[Dataset rows for document pages]
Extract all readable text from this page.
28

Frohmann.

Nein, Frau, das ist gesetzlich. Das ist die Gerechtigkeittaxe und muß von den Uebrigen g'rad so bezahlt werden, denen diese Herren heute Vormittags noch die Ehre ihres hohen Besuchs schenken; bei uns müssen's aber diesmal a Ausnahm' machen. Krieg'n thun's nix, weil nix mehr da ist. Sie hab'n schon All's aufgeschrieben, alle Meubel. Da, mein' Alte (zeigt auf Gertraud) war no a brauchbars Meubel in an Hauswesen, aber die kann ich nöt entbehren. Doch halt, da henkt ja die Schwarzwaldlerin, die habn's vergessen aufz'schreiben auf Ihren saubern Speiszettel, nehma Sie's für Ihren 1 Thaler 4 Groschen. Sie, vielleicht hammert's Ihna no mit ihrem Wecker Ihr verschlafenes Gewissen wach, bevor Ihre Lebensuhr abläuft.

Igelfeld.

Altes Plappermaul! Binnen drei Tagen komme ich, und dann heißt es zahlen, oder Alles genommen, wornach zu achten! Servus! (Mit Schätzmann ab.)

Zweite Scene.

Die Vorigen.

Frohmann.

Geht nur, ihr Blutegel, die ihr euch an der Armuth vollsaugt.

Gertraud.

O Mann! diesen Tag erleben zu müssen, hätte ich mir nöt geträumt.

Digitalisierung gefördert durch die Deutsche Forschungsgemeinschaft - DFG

● **Work item**
Each line in the records that carries "müssen" must be copied out.

● **Exercise result**
Nein, Frau, das ist gesetzlich. Das ist die Gerechtigkeittaxe und muß von den Uebrigen g'rad so bezahlt werden, denen diese Herren heute Vormittags noch die Ehre ihres hohen Besuchs schenken; bei uns müssen's aber diesmal a Ausnahm' machen. Krieg'n thun's nix, weil nix mehr da ist. Sie hab'n schon All's aufgeschrieben, alle Meubel. Da, mein' Alte (zeigt auf Gertraud) war no a brauchbars Meubel in an Hauswesen, aber die kann ich nöt entbehren. Doch halt, da henkt ja die Schwarzwaldlerin, die habn's vergessen aufz'schreiben auf Ihren saubern Speiszettel, nehma Sie's für Ihren 1 Thaler 4 Groschen. Sie, vielleicht hammert's Ihna no mit ihrem Wecker Ihr verschlafenes Gewissen wach, bevor Ihre Lebensuhr abläuft.
O Mann! diesen Tag erleben zu müssen, hätte ich mir nöt geträumt.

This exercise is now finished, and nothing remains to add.